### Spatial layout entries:
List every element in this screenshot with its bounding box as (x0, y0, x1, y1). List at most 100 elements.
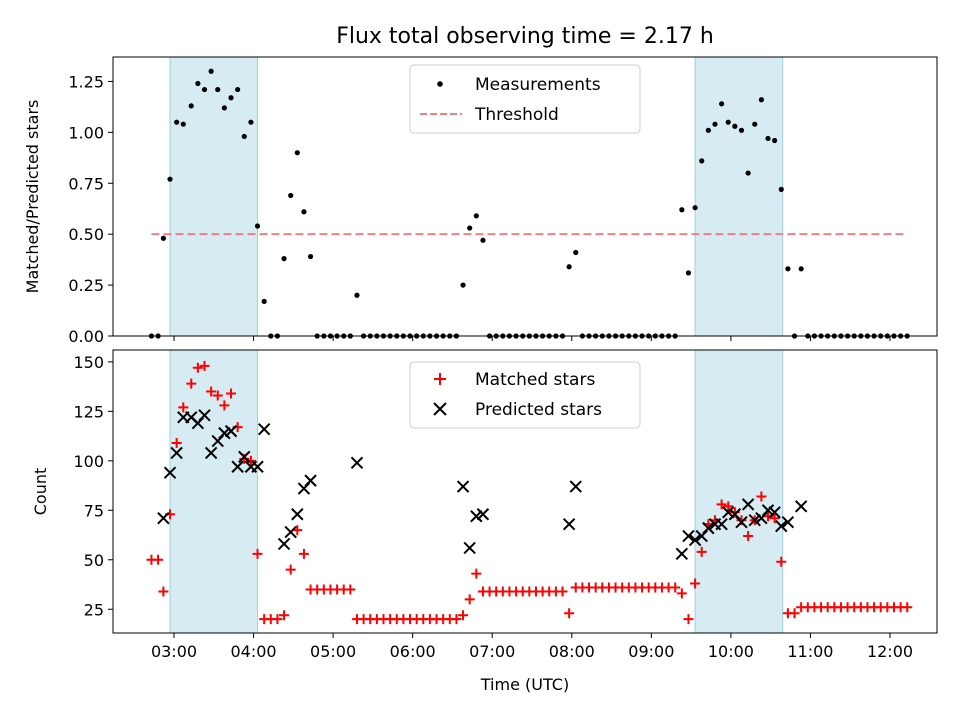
matched-star-point (199, 360, 210, 371)
matched-star-point (690, 578, 701, 589)
predicted-star-point (251, 460, 264, 473)
predicted-star-point (238, 450, 251, 464)
predicted-star-point (224, 424, 238, 438)
bottom-y-axis-label: Count (31, 468, 50, 516)
matched-star-point (186, 378, 197, 389)
measurement-point (208, 68, 214, 74)
predicted-star-point (781, 515, 795, 529)
measurements-legend-marker (437, 81, 443, 87)
matched-star-point (789, 608, 800, 619)
matched-legend-marker (434, 373, 446, 385)
measurement-point (758, 97, 764, 103)
y-tick-label: 125 (73, 402, 104, 421)
matched-star-point (279, 610, 290, 621)
matched-star-point (458, 610, 469, 621)
predicted-star-point (775, 519, 788, 533)
measurement-point (467, 225, 473, 231)
predicted-star-point (257, 422, 271, 436)
observing-window-shade (169, 349, 259, 634)
measurement-point (248, 119, 254, 125)
y-tick-label: 50 (84, 551, 104, 570)
matched-star-point (557, 586, 568, 597)
measurement-point (354, 292, 360, 298)
y-tick-label: 0.50 (68, 225, 104, 244)
matched-star-point (153, 554, 164, 565)
measurement-point (201, 86, 208, 93)
measurement-point (738, 127, 745, 133)
top-y-axis-label: Matched/Predicted stars (23, 100, 42, 294)
bottom-panel: 25 50 75 100 125 150 03:00 04:00 05:00 06:00 07:0… (31, 349, 938, 661)
measurement-point (288, 192, 294, 199)
predicted-star-point (476, 508, 490, 521)
y-tick-label: 75 (84, 501, 104, 520)
matched-star-point (756, 491, 767, 502)
matched-star-point (206, 386, 217, 397)
matched-star-point (171, 438, 182, 449)
measurement-point (294, 150, 300, 156)
x-tick-label: 12:00 (867, 642, 913, 661)
measurement-point (785, 266, 791, 272)
matched-star-point (212, 390, 223, 401)
predicted-star-point (198, 409, 211, 422)
matched-star-point (285, 564, 296, 575)
measurement-point (473, 213, 479, 219)
x-tick-label: 05:00 (310, 642, 356, 661)
measurement-point (180, 121, 186, 127)
predicted-star-point (715, 517, 728, 531)
matched-star-point (464, 594, 475, 605)
matched-star-point (676, 588, 687, 599)
predicted-star-point (741, 498, 755, 511)
matched-star-point (226, 388, 237, 399)
matched-star-point (769, 513, 780, 524)
chart-title: Flux total observing time = 2.17 h (336, 24, 714, 49)
matched-star-point (716, 499, 727, 510)
matched-star-point (192, 362, 203, 373)
predicted-star-point (163, 466, 177, 479)
y-tick-label: 1.00 (68, 123, 104, 142)
matched-star-point (298, 548, 309, 559)
measurement-point (778, 186, 784, 192)
matched-star-point (564, 608, 575, 619)
measurement-point (732, 123, 738, 129)
predicted-star-point (170, 446, 183, 460)
measurement-point (699, 158, 705, 164)
y-tick-label: 150 (73, 353, 104, 372)
predicted-star-point (682, 529, 695, 543)
measurement-point (281, 256, 287, 262)
measurement-point (798, 266, 804, 272)
measurement-point (221, 105, 227, 111)
top-panel: 0.00 0.25 0.50 0.75 1.00 1.25 Matched/Predict… (23, 56, 938, 346)
matched-star-point (345, 584, 356, 595)
matched-star-point (743, 531, 754, 542)
measurement-point (235, 86, 241, 93)
predicted-star-point (569, 480, 582, 493)
measurement-point (261, 298, 267, 304)
y-tick-label: 100 (73, 452, 104, 471)
matched-star-point (776, 556, 787, 567)
x-axis-label: Time (UTC) (480, 675, 569, 694)
measurement-point (195, 80, 201, 87)
x-tick-label: 06:00 (390, 642, 436, 661)
measurement-point (160, 235, 166, 241)
measurement-point (765, 135, 771, 142)
matched-star-point (471, 568, 482, 579)
measurement-point (174, 119, 180, 125)
predicted-star-point (688, 533, 702, 547)
matched-star-point (723, 501, 734, 512)
observing-window-shade (169, 56, 259, 337)
predicted-legend-marker (433, 402, 447, 416)
measurement-point (228, 95, 234, 101)
matched-star-point (670, 582, 681, 593)
measurement-point (573, 249, 579, 256)
measurement-point (705, 127, 711, 133)
x-tick-label: 07:00 (469, 642, 515, 661)
x-tick-label: 08:00 (549, 642, 595, 661)
y-tick-label: 0.25 (68, 276, 104, 295)
predicted-star-point (794, 500, 808, 513)
predicted-star-point (562, 517, 576, 531)
matched-star-point (696, 546, 707, 557)
measurements-legend-label: Measurements (475, 75, 601, 95)
measurement-point (460, 282, 466, 288)
predicted-star-point (702, 521, 715, 535)
predicted-legend-label: Predicted stars (475, 400, 602, 420)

### SHORT TASK:
Copy every line of the entries above without changing anything, but omit the picture lines from your copy.

### THE RESULT:
List every element in this screenshot with its bounding box as (x0, y0, x1, y1). List at most 100 elements.
matched-star-point (199, 360, 210, 371)
matched-star-point (690, 578, 701, 589)
predicted-star-point (251, 460, 264, 473)
predicted-star-point (238, 450, 251, 464)
predicted-star-point (224, 424, 238, 438)
bottom-y-axis-label: Count (31, 468, 50, 516)
matched-star-point (186, 378, 197, 389)
measurement-point (208, 68, 214, 74)
predicted-star-point (781, 515, 795, 529)
measurements-legend-marker (437, 81, 443, 87)
matched-star-point (789, 608, 800, 619)
matched-legend-marker (434, 373, 446, 385)
measurement-point (758, 97, 764, 103)
y-tick-label: 125 (73, 402, 104, 421)
matched-star-point (279, 610, 290, 621)
matched-star-point (458, 610, 469, 621)
predicted-star-point (775, 519, 788, 533)
measurement-point (467, 225, 473, 231)
predicted-star-point (257, 422, 271, 436)
observing-window-shade (169, 349, 259, 634)
measurement-point (248, 119, 254, 125)
y-tick-label: 50 (84, 551, 104, 570)
matched-star-point (557, 586, 568, 597)
measurement-point (354, 292, 360, 298)
y-tick-label: 0.50 (68, 225, 104, 244)
matched-star-point (153, 554, 164, 565)
measurement-point (201, 86, 208, 93)
measurement-point (738, 127, 745, 133)
top-y-axis-label: Matched/Predicted stars (23, 100, 42, 294)
bottom-panel: 25 50 75 100 125 150 03:00 04:00 05:00 06:00 07:0… (31, 349, 938, 661)
measurement-point (288, 192, 294, 199)
predicted-star-point (476, 508, 490, 521)
y-tick-label: 75 (84, 501, 104, 520)
matched-star-point (756, 491, 767, 502)
matched-star-point (206, 386, 217, 397)
matched-star-point (171, 438, 182, 449)
measurement-point (294, 150, 300, 156)
x-tick-label: 12:00 (867, 642, 913, 661)
measurement-point (785, 266, 791, 272)
matched-star-point (212, 390, 223, 401)
predicted-star-point (198, 409, 211, 422)
matched-star-point (285, 564, 296, 575)
measurement-point (473, 213, 479, 219)
x-tick-label: 05:00 (310, 642, 356, 661)
measurement-point (180, 121, 186, 127)
predicted-star-point (715, 517, 728, 531)
matched-star-point (464, 594, 475, 605)
matched-star-point (676, 588, 687, 599)
predicted-star-point (741, 498, 755, 511)
matched-star-point (226, 388, 237, 399)
matched-star-point (769, 513, 780, 524)
chart-title: Flux total observing time = 2.17 h (336, 24, 714, 49)
matched-star-point (716, 499, 727, 510)
matched-star-point (192, 362, 203, 373)
predicted-star-point (163, 466, 177, 479)
y-tick-label: 1.00 (68, 123, 104, 142)
matched-star-point (298, 548, 309, 559)
measurement-point (778, 186, 784, 192)
matched-star-point (564, 608, 575, 619)
measurement-point (732, 123, 738, 129)
predicted-star-point (170, 446, 183, 460)
measurement-point (699, 158, 705, 164)
y-tick-label: 150 (73, 353, 104, 372)
predicted-star-point (682, 529, 695, 543)
measurement-point (281, 256, 287, 262)
measurement-point (798, 266, 804, 272)
measurement-point (221, 105, 227, 111)
top-panel: 0.00 0.25 0.50 0.75 1.00 1.25 Matched/Predict… (23, 56, 938, 346)
matched-star-point (345, 584, 356, 595)
matched-star-point (743, 531, 754, 542)
measurement-point (235, 86, 241, 93)
predicted-star-point (569, 480, 582, 493)
measurement-point (261, 298, 267, 304)
y-tick-label: 100 (73, 452, 104, 471)
matched-star-point (776, 556, 787, 567)
x-axis-label: Time (UTC) (480, 675, 569, 694)
measurement-point (195, 80, 201, 87)
x-tick-label: 06:00 (390, 642, 436, 661)
measurement-point (160, 235, 166, 241)
measurement-point (765, 135, 771, 142)
matched-star-point (471, 568, 482, 579)
measurement-point (174, 119, 180, 125)
predicted-star-point (688, 533, 702, 547)
matched-star-point (723, 501, 734, 512)
observing-window-shade (169, 56, 259, 337)
predicted-legend-marker (433, 402, 447, 416)
measurement-point (228, 95, 234, 101)
matched-star-point (670, 582, 681, 593)
measurement-point (573, 249, 579, 256)
measurement-point (705, 127, 711, 133)
x-tick-label: 07:00 (469, 642, 515, 661)
x-tick-label: 08:00 (549, 642, 595, 661)
y-tick-label: 0.25 (68, 276, 104, 295)
predicted-star-point (794, 500, 808, 513)
predicted-star-point (562, 517, 576, 531)
matched-star-point (696, 546, 707, 557)
measurements-legend-label: Measurements (475, 75, 601, 95)
measurement-point (460, 282, 466, 288)
predicted-star-point (702, 521, 715, 535)
predicted-legend-label: Predicted stars (475, 400, 602, 420)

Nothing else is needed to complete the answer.